(Items from a dataset)
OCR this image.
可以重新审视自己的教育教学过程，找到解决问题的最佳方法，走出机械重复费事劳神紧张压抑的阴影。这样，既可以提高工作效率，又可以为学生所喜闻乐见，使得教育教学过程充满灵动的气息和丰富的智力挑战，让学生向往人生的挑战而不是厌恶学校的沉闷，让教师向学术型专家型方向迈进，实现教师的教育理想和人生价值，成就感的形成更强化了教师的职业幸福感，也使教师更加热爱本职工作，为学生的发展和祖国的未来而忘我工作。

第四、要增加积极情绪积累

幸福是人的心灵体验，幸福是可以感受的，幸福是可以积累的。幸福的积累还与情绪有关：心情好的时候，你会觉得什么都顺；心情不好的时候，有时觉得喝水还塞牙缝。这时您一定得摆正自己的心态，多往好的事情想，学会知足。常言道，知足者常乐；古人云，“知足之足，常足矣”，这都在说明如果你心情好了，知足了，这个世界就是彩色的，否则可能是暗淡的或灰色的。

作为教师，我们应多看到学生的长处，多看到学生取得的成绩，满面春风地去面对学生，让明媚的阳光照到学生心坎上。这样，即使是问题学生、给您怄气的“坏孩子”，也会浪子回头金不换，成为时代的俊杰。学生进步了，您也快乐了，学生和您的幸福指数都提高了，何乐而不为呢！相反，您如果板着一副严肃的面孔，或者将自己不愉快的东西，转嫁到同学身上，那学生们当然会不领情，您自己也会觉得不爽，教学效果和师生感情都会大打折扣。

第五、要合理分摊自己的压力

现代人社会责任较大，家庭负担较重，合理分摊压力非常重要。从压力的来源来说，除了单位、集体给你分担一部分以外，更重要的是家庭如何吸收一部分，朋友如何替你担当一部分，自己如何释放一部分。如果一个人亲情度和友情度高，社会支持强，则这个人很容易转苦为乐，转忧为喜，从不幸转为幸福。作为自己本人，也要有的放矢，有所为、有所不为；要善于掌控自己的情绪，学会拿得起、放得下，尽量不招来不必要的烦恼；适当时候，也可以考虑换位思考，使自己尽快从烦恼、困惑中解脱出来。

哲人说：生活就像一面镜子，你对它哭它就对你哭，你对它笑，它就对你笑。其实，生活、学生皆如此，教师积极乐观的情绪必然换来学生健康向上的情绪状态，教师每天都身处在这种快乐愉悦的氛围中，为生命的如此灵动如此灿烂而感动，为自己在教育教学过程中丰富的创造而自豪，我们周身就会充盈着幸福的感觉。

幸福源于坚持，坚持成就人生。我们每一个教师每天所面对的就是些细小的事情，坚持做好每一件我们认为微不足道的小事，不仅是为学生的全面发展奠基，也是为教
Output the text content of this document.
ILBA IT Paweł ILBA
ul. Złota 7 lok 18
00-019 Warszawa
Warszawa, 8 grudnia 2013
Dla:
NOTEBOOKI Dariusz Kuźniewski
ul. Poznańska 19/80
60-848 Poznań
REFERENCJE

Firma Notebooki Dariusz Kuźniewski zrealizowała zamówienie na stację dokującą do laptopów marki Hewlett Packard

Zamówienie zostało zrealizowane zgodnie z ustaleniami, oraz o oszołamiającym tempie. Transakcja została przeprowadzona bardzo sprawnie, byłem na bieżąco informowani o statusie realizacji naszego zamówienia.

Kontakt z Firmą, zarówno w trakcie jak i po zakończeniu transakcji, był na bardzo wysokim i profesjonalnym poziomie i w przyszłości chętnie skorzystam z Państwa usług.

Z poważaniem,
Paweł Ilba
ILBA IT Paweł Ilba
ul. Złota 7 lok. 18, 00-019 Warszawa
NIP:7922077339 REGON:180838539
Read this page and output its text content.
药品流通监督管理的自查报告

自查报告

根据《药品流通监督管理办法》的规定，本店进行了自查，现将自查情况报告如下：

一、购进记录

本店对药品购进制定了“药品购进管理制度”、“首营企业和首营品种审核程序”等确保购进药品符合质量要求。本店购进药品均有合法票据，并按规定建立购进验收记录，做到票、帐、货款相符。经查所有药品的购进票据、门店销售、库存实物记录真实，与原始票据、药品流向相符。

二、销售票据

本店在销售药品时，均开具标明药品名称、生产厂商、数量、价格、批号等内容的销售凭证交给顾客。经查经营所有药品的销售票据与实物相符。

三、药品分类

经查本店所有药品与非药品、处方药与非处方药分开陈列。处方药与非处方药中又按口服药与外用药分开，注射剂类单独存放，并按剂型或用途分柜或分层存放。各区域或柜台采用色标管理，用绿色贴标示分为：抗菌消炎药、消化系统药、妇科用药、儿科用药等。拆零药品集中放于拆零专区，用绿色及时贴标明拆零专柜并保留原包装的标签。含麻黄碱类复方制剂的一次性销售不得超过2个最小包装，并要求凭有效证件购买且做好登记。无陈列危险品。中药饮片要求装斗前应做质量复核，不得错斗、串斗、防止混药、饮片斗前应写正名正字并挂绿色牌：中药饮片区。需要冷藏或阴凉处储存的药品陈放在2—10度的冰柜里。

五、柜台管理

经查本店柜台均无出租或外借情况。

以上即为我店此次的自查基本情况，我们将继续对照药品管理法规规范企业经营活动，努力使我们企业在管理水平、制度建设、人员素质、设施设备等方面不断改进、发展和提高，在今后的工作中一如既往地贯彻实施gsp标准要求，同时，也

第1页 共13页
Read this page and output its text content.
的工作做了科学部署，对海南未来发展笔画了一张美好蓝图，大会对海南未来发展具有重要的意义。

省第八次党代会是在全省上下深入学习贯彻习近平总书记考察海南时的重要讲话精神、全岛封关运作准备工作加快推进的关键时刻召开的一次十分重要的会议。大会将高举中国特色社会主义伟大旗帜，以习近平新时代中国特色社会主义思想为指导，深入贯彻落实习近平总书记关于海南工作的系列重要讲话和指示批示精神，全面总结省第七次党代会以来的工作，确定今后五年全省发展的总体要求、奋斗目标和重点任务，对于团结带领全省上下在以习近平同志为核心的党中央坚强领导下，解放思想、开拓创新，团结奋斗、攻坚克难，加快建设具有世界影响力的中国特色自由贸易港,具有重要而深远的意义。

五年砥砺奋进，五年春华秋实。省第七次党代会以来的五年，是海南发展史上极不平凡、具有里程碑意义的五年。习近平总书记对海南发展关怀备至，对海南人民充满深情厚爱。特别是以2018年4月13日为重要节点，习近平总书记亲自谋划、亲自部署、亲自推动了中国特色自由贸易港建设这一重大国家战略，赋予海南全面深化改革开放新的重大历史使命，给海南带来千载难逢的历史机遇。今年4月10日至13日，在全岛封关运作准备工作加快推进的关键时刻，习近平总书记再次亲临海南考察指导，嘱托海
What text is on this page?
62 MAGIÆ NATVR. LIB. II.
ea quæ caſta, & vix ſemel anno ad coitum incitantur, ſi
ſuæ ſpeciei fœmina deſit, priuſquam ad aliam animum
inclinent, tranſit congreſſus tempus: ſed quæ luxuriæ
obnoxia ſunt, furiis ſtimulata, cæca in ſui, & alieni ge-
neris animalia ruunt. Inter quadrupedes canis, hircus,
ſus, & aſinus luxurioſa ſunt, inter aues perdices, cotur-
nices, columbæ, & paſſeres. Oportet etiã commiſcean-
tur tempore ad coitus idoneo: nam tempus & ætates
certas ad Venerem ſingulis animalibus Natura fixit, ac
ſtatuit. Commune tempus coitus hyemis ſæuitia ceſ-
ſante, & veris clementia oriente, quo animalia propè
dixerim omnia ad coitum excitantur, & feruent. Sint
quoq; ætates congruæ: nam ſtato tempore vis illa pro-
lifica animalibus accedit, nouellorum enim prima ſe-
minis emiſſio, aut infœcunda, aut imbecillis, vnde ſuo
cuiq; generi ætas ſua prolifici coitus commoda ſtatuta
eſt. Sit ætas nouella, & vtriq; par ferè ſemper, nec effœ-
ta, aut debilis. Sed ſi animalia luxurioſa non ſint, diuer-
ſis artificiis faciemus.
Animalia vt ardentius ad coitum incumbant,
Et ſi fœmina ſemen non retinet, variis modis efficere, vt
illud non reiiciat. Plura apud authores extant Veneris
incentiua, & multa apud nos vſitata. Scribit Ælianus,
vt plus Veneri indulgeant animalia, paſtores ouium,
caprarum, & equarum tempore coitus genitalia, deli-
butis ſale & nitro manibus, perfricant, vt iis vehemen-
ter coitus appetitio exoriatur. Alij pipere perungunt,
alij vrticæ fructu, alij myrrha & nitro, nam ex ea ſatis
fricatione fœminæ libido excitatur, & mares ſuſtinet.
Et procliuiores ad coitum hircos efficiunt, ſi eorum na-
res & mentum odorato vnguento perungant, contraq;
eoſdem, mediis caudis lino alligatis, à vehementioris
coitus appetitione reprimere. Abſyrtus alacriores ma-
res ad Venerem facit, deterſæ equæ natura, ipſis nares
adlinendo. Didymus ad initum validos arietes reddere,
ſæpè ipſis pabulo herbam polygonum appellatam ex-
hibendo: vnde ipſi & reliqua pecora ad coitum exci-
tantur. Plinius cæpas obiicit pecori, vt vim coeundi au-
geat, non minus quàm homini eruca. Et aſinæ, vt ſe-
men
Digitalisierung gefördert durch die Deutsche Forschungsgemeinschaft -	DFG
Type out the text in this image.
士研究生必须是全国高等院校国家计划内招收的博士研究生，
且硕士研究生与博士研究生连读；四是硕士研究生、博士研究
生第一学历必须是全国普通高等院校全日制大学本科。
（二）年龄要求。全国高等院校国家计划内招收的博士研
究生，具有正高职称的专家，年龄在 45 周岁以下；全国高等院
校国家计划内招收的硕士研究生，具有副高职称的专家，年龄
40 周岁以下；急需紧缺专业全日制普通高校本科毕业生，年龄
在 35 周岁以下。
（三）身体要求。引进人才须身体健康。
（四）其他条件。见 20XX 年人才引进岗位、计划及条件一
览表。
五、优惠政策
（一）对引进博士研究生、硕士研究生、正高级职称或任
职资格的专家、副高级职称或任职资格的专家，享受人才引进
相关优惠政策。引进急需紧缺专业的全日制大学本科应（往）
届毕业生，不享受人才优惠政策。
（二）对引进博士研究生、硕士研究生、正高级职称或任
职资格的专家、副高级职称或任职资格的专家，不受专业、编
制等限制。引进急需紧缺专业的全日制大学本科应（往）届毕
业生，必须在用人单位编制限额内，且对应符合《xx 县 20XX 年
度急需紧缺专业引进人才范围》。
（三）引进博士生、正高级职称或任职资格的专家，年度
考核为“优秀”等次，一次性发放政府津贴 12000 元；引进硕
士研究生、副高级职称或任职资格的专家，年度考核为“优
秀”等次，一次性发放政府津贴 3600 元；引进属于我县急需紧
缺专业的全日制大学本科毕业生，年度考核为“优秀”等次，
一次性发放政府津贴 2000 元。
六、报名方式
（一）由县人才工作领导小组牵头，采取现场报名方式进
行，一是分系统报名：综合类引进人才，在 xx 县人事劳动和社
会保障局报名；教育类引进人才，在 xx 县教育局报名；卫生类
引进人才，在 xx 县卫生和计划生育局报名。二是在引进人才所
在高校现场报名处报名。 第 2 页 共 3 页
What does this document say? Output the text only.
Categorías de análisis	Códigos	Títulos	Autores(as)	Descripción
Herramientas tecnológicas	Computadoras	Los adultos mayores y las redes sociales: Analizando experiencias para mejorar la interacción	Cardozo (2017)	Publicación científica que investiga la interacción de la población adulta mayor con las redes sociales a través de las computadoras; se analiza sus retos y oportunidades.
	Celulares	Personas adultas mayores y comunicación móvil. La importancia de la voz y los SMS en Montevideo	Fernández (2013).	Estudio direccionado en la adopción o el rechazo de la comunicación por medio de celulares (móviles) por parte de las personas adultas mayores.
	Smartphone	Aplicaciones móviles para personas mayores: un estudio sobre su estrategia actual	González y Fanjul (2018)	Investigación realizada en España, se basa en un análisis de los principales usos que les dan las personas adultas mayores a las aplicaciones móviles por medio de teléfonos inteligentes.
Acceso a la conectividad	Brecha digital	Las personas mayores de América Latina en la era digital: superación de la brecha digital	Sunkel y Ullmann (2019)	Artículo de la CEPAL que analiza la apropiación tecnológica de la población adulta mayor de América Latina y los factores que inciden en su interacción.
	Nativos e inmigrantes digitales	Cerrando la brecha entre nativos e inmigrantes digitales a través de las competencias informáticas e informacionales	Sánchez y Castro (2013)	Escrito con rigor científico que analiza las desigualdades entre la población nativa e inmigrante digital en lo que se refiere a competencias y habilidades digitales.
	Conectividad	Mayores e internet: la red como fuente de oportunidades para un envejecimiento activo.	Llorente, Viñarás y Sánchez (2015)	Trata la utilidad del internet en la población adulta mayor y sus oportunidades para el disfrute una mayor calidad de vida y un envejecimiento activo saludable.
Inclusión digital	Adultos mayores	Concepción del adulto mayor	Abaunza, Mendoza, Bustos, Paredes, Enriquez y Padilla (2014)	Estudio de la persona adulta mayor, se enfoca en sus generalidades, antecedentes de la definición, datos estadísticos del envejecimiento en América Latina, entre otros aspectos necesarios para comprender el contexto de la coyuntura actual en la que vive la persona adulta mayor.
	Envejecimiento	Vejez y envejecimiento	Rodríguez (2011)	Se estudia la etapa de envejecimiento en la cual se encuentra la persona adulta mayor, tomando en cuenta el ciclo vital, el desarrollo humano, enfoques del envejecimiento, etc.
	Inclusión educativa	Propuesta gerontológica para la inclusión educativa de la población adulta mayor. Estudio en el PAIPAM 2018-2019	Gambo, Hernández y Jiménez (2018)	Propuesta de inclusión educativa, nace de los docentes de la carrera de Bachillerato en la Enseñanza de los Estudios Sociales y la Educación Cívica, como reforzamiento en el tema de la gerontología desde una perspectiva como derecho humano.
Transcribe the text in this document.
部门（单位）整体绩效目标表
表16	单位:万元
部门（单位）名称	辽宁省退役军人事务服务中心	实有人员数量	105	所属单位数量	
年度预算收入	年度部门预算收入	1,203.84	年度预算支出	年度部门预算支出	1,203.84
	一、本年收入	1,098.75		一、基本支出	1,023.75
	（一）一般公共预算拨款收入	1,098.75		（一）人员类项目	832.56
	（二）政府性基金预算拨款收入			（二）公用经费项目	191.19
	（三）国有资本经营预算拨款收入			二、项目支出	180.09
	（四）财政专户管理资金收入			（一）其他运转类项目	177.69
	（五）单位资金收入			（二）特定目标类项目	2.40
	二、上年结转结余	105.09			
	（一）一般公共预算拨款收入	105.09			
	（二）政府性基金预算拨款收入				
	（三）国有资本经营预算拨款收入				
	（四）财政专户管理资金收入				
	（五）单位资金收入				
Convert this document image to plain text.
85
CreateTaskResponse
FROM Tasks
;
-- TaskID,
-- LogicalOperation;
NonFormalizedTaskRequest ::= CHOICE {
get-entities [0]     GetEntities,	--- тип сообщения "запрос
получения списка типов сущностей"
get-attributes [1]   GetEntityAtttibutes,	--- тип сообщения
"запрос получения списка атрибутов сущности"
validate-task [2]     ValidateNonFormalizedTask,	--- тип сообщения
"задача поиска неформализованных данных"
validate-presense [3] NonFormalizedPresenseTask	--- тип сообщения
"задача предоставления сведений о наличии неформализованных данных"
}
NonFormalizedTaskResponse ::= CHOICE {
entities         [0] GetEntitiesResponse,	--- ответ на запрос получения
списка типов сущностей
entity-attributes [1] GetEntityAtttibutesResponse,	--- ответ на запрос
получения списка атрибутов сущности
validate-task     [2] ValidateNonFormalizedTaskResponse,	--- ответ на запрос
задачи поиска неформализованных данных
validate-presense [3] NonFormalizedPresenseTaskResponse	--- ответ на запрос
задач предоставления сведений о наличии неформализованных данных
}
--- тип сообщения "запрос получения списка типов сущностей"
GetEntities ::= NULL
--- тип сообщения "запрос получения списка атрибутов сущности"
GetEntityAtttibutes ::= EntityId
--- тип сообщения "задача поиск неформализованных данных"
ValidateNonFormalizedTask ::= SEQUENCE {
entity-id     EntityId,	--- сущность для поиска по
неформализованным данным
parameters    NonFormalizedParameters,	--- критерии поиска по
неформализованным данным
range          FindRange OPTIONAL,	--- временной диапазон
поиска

## EXERCISE BRIEF
Count the lines above that contain the word "сведений", and reply with only that number.

## RESULT FOR THIS TASK
2